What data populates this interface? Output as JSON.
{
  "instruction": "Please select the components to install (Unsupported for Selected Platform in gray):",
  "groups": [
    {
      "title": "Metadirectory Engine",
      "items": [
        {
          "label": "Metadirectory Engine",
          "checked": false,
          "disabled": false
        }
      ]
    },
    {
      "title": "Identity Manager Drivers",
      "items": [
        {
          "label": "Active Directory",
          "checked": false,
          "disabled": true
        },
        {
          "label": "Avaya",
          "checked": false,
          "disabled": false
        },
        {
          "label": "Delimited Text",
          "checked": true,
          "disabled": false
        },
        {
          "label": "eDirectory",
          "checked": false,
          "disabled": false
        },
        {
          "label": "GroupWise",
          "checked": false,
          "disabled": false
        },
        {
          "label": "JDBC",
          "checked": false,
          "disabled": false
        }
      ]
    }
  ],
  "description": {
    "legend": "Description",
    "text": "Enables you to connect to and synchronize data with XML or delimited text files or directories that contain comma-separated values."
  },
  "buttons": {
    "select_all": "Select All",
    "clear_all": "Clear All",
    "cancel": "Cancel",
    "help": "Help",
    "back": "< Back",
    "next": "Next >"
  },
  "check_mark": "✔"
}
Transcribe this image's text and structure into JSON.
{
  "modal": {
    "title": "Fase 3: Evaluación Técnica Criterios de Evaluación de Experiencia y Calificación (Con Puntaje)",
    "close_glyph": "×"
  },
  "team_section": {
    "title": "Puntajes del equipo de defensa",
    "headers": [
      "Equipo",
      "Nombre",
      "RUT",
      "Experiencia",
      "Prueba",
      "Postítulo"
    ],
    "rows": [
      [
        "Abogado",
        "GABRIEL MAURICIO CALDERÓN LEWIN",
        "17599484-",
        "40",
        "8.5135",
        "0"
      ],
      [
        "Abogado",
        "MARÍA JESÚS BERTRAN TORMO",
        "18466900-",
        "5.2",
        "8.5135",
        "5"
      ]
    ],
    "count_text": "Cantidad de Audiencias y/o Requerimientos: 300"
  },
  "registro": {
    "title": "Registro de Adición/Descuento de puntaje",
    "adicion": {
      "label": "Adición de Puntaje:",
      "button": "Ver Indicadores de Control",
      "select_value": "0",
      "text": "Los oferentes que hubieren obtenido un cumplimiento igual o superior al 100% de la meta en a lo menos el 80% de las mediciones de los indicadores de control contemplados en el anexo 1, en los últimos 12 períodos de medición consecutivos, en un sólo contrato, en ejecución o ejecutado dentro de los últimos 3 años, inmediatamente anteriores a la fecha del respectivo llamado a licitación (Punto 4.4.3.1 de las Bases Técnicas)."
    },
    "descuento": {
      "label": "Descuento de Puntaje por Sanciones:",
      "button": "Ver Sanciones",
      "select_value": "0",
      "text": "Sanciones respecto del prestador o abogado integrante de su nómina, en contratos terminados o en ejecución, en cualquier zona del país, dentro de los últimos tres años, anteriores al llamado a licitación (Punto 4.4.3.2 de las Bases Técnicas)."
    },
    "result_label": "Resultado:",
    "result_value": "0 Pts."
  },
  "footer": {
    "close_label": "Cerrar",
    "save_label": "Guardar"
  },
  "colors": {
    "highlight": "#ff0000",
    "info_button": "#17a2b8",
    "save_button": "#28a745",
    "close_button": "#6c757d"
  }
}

----

▶ _Work instructions_: Scan the entries above and work out how many lines include the word "Metadirectory"; the reply is that number alone.

▶ _Output_: 2